#### TASK DETAILS
Take the material below and write it all out again exactly.

#### SUPPLIED ENTRIES
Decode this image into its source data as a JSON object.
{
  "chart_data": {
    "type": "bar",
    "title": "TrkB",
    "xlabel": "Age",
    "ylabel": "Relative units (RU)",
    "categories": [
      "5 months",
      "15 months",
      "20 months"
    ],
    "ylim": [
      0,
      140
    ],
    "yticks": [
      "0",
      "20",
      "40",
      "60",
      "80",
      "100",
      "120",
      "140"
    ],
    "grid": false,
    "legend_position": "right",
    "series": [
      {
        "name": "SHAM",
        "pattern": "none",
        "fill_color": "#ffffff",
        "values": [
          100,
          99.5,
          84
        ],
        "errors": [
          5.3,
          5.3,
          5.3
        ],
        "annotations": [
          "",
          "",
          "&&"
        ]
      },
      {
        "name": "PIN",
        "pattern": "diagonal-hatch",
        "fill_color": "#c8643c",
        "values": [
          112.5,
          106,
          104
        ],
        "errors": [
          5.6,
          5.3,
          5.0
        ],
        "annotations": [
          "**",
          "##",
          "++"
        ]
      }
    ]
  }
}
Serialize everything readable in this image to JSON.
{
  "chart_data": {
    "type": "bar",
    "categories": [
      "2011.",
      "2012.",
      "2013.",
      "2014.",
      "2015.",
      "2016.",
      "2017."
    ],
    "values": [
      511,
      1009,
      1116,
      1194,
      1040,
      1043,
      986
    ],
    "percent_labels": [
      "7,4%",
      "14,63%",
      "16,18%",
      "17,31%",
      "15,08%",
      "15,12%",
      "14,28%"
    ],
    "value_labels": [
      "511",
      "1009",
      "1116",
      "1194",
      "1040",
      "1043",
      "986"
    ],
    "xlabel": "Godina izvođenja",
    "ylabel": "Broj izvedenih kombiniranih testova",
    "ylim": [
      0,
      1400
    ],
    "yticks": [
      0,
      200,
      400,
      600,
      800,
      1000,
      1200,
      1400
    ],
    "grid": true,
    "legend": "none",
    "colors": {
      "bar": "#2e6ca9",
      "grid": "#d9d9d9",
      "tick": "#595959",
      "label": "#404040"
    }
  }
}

#### WRITTEN ANSWER
Decode this image into its source data as a JSON object.
{
  "chart_data": {
    "type": "bar",
    "title": "TrkB",
    "xlabel": "Age",
    "ylabel": "Relative units (RU)",
    "categories": [
      "5 months",
      "15 months",
      "20 months"
    ],
    "ylim": [
      0,
      140
    ],
    "yticks": [
      "0",
      "20",
      "40",
      "60",
      "80",
      "100",
      "120",
      "140"
    ],
    "grid": false,
    "legend_position": "right",
    "series": [
      {
        "name": "SHAM",
        "pattern": "none",
        "fill_color": "#ffffff",
        "values": [
          100,
          99.5,
          84
        ],
        "errors": [
          5.3,
          5.3,
          5.3
        ],
        "annotations": [
          "",
          "",
          "&&"
        ]
      },
      {
        "name": "PIN",
        "pattern": "diagonal-hatch",
        "fill_color": "#c8643c",
        "values": [
          112.5,
          106,
          104
        ],
        "errors": [
          5.6,
          5.3,
          5.0
        ],
        "annotations": [
          "**",
          "##",
          "++"
        ]
      }
    ]
  }
}
Serialize everything readable in this image to JSON.
{
  "chart_data": {
    "type": "bar",
    "categories": [
      "2011.",
      "2012.",
      "2013.",
      "2014.",
      "2015.",
      "2016.",
      "2017."
    ],
    "values": [
      511,
      1009,
      1116,
      1194,
      1040,
      1043,
      986
    ],
    "percent_labels": [
      "7,4%",
      "14,63%",
      "16,18%",
      "17,31%",
      "15,08%",
      "15,12%",
      "14,28%"
    ],
    "value_labels": [
      "511",
      "1009",
      "1116",
      "1194",
      "1040",
      "1043",
      "986"
    ],
    "xlabel": "Godina izvođenja",
    "ylabel": "Broj izvedenih kombiniranih testova",
    "ylim": [
      0,
      1400
    ],
    "yticks": [
      0,
      200,
      400,
      600,
      800,
      1000,
      1200,
      1400
    ],
    "grid": true,
    "legend": "none",
    "colors": {
      "bar": "#2e6ca9",
      "grid": "#d9d9d9",
      "tick": "#595959",
      "label": "#404040"
    }
  }
}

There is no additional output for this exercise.